### Task statement
Tally up the lines where the string "icon" appears; reply with the number only.

--- START Given records ---

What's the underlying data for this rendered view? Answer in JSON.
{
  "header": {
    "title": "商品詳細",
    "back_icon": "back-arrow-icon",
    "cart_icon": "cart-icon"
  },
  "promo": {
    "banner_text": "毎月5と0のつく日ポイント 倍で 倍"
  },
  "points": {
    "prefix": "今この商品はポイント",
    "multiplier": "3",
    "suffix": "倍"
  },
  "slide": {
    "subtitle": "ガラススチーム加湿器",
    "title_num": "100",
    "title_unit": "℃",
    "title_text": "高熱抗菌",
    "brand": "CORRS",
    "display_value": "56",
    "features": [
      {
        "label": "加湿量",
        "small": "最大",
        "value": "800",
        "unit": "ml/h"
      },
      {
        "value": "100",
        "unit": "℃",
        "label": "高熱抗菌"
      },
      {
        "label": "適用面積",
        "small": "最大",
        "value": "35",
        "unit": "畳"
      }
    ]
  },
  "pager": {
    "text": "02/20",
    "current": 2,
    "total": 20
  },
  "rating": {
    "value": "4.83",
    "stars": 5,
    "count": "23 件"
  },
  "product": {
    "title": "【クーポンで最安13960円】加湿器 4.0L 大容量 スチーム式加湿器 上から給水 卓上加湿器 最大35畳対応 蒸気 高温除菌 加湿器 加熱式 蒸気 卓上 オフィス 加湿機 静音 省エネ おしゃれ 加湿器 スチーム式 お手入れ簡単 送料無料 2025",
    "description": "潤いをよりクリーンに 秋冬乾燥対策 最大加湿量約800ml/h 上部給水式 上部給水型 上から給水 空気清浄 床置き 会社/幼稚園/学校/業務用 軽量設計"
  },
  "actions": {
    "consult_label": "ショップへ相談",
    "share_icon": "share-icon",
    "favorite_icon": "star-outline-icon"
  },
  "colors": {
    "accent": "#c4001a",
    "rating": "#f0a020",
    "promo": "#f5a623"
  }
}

--- END Given records ---

### Completed exercise
4